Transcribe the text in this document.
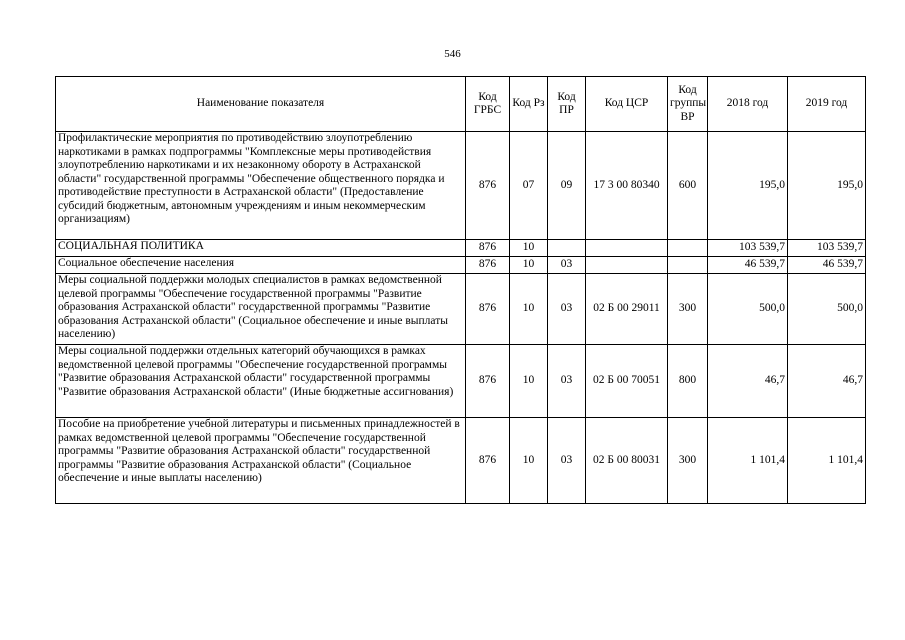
546
Наименование показателя	Код ГРБС	Код Рз	Код ПР	Код ЦСР	Код группы ВР	2018 год	2019 год
Профилактические мероприятия по противодействию злоупотреблению наркотиками в рамках подпрограммы "Комплексные меры противодействия злоупотреблению наркотиками и их незаконному обороту в Астраханской области" государственной программы "Обеспечение общественного порядка и противодействие преступности в Астраханской области" (Предоставление субсидий бюджетным, автономным учреждениям и иным некоммерческим организациям)	876	07	09	17 3 00 80340	600	195,0	195,0
СОЦИАЛЬНАЯ ПОЛИТИКА	876	10				103 539,7	103 539,7
Социальное обеспечение населения	876	10	03			46 539,7	46 539,7
Меры социальной поддержки молодых специалистов в рамках ведомственной целевой программы "Обеспечение государственной программы "Развитие образования Астраханской области" государственной программы "Развитие образования Астраханской области" (Социальное обеспечение и иные выплаты населению)	876	10	03	02 Б 00 29011	300	500,0	500,0
Меры социальной поддержки отдельных категорий обучающихся в рамках ведомственной целевой программы "Обеспечение государственной программы "Развитие образования Астраханской области" государственной программы "Развитие образования Астраханской области" (Иные бюджетные ассигнования)	876	10	03	02 Б 00 70051	800	46,7	46,7
Пособие на приобретение учебной литературы и письменных принадлежностей в рамках ведомственной целевой программы "Обеспечение государственной программы "Развитие образования Астраханской области" государственной программы "Развитие образования Астраханской области" (Социальное обеспечение и иные выплаты населению)	876	10	03	02 Б 00 80031	300	1 101,4	1 101,4
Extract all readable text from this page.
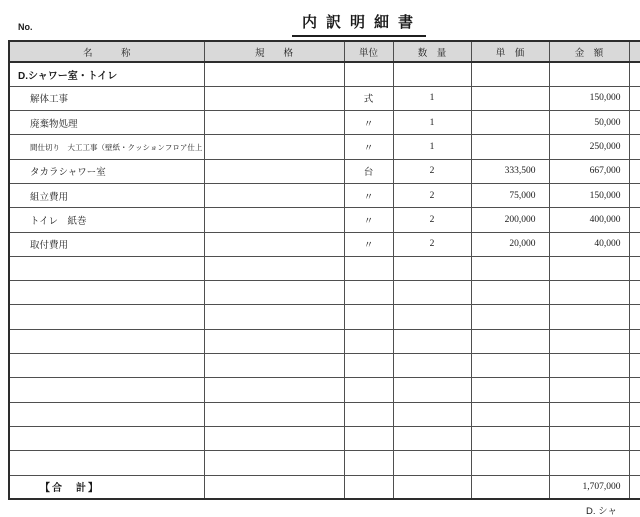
No.	内訳明細書
名　　　称	規　　格	単位	数　量	単　価	金　額	
D.シャワー室・トイレ						
解体工事		式	1		150,000	
廃棄物処理		〃	1		50,000	
間仕切り　大工工事（壁紙・クッションフロア仕上		〃	1		250,000	
タカラシャワー室		台	2	333,500	667,000	
組立費用		〃	2	75,000	150,000	
トイレ　紙巻		〃	2	200,000	400,000	
取付費用		〃	2	20,000	40,000	

【合　計】					1,707,000	
D. シャ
#####
Your instructions :: Return the whole listing, word for word, and leave out every picture.

Reply to the task ::
Transcribe the text in this document.
546
Наименование показателя	Код ГРБС	Код Рз	Код ПР	Код ЦСР	Код группы ВР	2018 год	2019 год
Профилактические мероприятия по противодействию злоупотреблению наркотиками в рамках подпрограммы "Комплексные меры противодействия злоупотреблению наркотиками и их незаконному обороту в Астраханской области" государственной программы "Обеспечение общественного порядка и противодействие преступности в Астраханской области" (Предоставление субсидий бюджетным, автономным учреждениям и иным некоммерческим организациям)	876	07	09	17 3 00 80340	600	195,0	195,0
СОЦИАЛЬНАЯ ПОЛИТИКА	876	10				103 539,7	103 539,7
Социальное обеспечение населения	876	10	03			46 539,7	46 539,7
Меры социальной поддержки молодых специалистов в рамках ведомственной целевой программы "Обеспечение государственной программы "Развитие образования Астраханской области" государственной программы "Развитие образования Астраханской области" (Социальное обеспечение и иные выплаты населению)	876	10	03	02 Б 00 29011	300	500,0	500,0
Меры социальной поддержки отдельных категорий обучающихся в рамках ведомственной целевой программы "Обеспечение государственной программы "Развитие образования Астраханской области" государственной программы "Развитие образования Астраханской области" (Иные бюджетные ассигнования)	876	10	03	02 Б 00 70051	800	46,7	46,7
Пособие на приобретение учебной литературы и письменных принадлежностей в рамках ведомственной целевой программы "Обеспечение государственной программы "Развитие образования Астраханской области" государственной программы "Развитие образования Астраханской области" (Социальное обеспечение и иные выплаты населению)	876	10	03	02 Б 00 80031	300	1 101,4	1 101,4
Extract all readable text from this page.
No.	内訳明細書
名　　　称	規　　格	単位	数　量	単　価	金　額	
D.シャワー室・トイレ						
解体工事		式	1		150,000	
廃棄物処理		〃	1		50,000	
間仕切り　大工工事（壁紙・クッションフロア仕上		〃	1		250,000	
タカラシャワー室		台	2	333,500	667,000	
組立費用		〃	2	75,000	150,000	
トイレ　紙巻		〃	2	200,000	400,000	
取付費用		〃	2	20,000	40,000	

【合　計】					1,707,000	
D. シャ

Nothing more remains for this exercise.